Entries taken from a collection
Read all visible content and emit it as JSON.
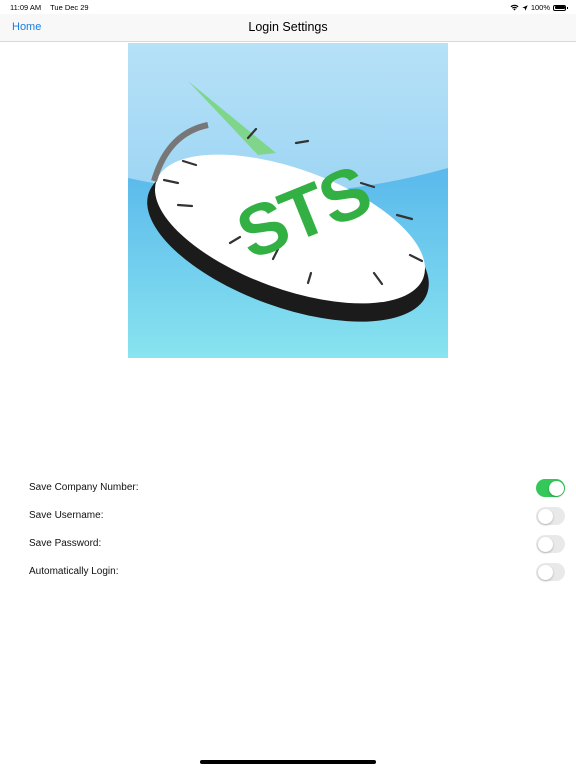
{
  "status_bar": {
    "time": "11:09 AM",
    "date": "Tue Dec 29",
    "battery": "100%",
    "icons": [
      "wifi-icon",
      "location-arrow-icon",
      "battery-icon"
    ]
  },
  "nav": {
    "back_label": "Home",
    "title": "Login Settings"
  },
  "logo": {
    "text": "STS",
    "colors": {
      "sky_top": "#b3e0f8",
      "sky_bottom": "#8ee8ee",
      "green": "#3cb64a",
      "light_green": "#7fd68a"
    }
  },
  "settings": [
    {
      "label": "Save Company Number:",
      "on": true
    },
    {
      "label": "Save Username:",
      "on": false
    },
    {
      "label": "Save Password:",
      "on": false
    },
    {
      "label": "Automatically Login:",
      "on": false
    }
  ],
  "colors": {
    "accent": "#1a7ee0",
    "toggle_on": "#34c759",
    "toggle_off": "#e9e9ea"
  }
}
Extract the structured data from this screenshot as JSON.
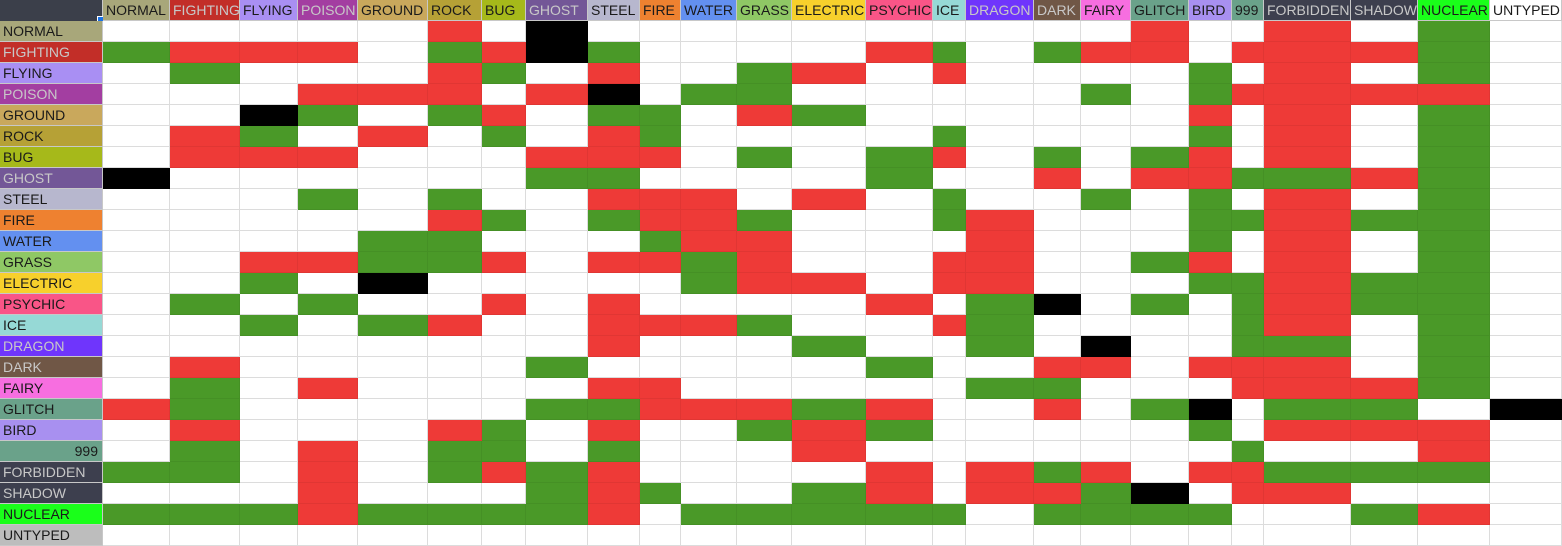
{
  "colors": {
    "weak": "#ee3a37",
    "strong": "#4a9928",
    "immune": "#000000",
    "neutral": "#ffffff"
  },
  "columns": [
    {
      "label": "NORMAL",
      "color": "#a8a77a"
    },
    {
      "label": "FIGHTING",
      "color": "#c22e28"
    },
    {
      "label": "FLYING",
      "color": "#a98ff3"
    },
    {
      "label": "POISON",
      "color": "#a33ea1"
    },
    {
      "label": "GROUND",
      "color": "#c9a85c"
    },
    {
      "label": "ROCK",
      "color": "#b6a136"
    },
    {
      "label": "BUG",
      "color": "#a6b91a"
    },
    {
      "label": "GHOST",
      "color": "#735797"
    },
    {
      "label": "STEEL",
      "color": "#b7b7ce"
    },
    {
      "label": "FIRE",
      "color": "#ee8130"
    },
    {
      "label": "WATER",
      "color": "#6390f0"
    },
    {
      "label": "GRASS",
      "color": "#8fc865"
    },
    {
      "label": "ELECTRIC",
      "color": "#f7d02c"
    },
    {
      "label": "PSYCHIC",
      "color": "#f95587"
    },
    {
      "label": "ICE",
      "color": "#96d9d6"
    },
    {
      "label": "DRAGON",
      "color": "#6f35fc"
    },
    {
      "label": "DARK",
      "color": "#705746"
    },
    {
      "label": "FAIRY",
      "color": "#f76ee0"
    },
    {
      "label": "GLITCH",
      "color": "#6aa28a"
    },
    {
      "label": "BIRD",
      "color": "#a890f0"
    },
    {
      "label": "999",
      "color": "#6aa28a"
    },
    {
      "label": "FORBIDDEN",
      "color": "#3d3f4e"
    },
    {
      "label": "SHADOW",
      "color": "#3d3f4e"
    },
    {
      "label": "NUCLEAR",
      "color": "#1aff1a"
    },
    {
      "label": "UNTYPED",
      "color": "#ffffff"
    }
  ],
  "rows": [
    {
      "label": "NORMAL",
      "color": "#a8a77a",
      "cells": "NNNNNWNINNNNNNNNNNWNNWNSN"
    },
    {
      "label": "FIGHTING",
      "color": "#c22e28",
      "cells": "SWWWNSWISNNNNWSNSWWNWWWSN"
    },
    {
      "label": "FLYING",
      "color": "#a98ff3",
      "cells": "NSNNNWSNWNNSWNWNNNNSNWNSN"
    },
    {
      "label": "POISON",
      "color": "#a33ea1",
      "cells": "NNNWWWNWINSSNNNNNSNSWWWWN"
    },
    {
      "label": "GROUND",
      "color": "#c9a85c",
      "cells": "NNISNSWNSSNWSNNNNNNWNWNSN"
    },
    {
      "label": "ROCK",
      "color": "#b6a136",
      "cells": "NWSNWNSNWSNNNNSNNNNSNWNSN"
    },
    {
      "label": "BUG",
      "color": "#a6b91a",
      "cells": "NWWWNNNWWWNSNSWNSNSWNWNSN"
    },
    {
      "label": "GHOST",
      "color": "#735797",
      "cells": "INNNNNNSSNNNNSNNWNWWSSWSN"
    },
    {
      "label": "STEEL",
      "color": "#b7b7ce",
      "cells": "NNNSNSNNWWWNWNSNNSNSNWNSN"
    },
    {
      "label": "FIRE",
      "color": "#ee8130",
      "cells": "NNNNNWSNSWWSNNSWNNNSSWSSN"
    },
    {
      "label": "WATER",
      "color": "#6390f0",
      "cells": "NNNNSSNNNSWWNNNWNNNSNWNSN"
    },
    {
      "label": "GRASS",
      "color": "#8fc865",
      "cells": "NNWWSSWNWWSWNNWWNNSWNWNSN"
    },
    {
      "label": "ELECTRIC",
      "color": "#f7d02c",
      "cells": "NNSNINNNNNSWWNWWNNNSSWSSN"
    },
    {
      "label": "PSYCHIC",
      "color": "#f95587",
      "cells": "NSNSNNWNWNNNNWNSINSNSWSSN"
    },
    {
      "label": "ICE",
      "color": "#96d9d6",
      "cells": "NNSNSWNNWWWSNNWSNNNNSWNSN"
    },
    {
      "label": "DRAGON",
      "color": "#6f35fc",
      "cells": "NNNNNNNNWNNNSNNSNINNSSNSN"
    },
    {
      "label": "DARK",
      "color": "#705746",
      "cells": "NWNNNNNSNNNNNSNNWWNWWWNSN"
    },
    {
      "label": "FAIRY",
      "color": "#f76ee0",
      "cells": "NSNWNNNNWWNNNNNSSNNNWWWSN"
    },
    {
      "label": "GLITCH",
      "color": "#6aa28a",
      "cells": "WSNNNNNSSWWWSWNNWNSINSSNI"
    },
    {
      "label": "BIRD",
      "color": "#a890f0",
      "cells": "NWNNNWSNWNNSWSNNNNNSNWWWN"
    },
    {
      "label": "999",
      "color": "#6aa28a",
      "cells": "NSNWNSSNSNNNWNNNNNNNSNNWN"
    },
    {
      "label": "FORBIDDEN",
      "color": "#3d3f4e",
      "cells": "SSNWNSWSWNNNNWNWSWNWWSSSN"
    },
    {
      "label": "SHADOW",
      "color": "#3d3f4e",
      "cells": "NNNWNNNSWSNNSWNWWSINWWNNN"
    },
    {
      "label": "NUCLEAR",
      "color": "#1aff1a",
      "cells": "SSSWSSSSWNSSSSSNSSSSNNSWN"
    },
    {
      "label": "UNTYPED",
      "color": "#bdbdbd",
      "cells": "NNNNNNNNNNNNNNNNNNNNNNNNN"
    }
  ]
}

= Directions for this task =
Check each line of the entries for the string "Save". Copy the lines that have it.

= Exercise result =
      "label": "Save Company Number:",
      "label": "Save Username:",
      "label": "Save Password:",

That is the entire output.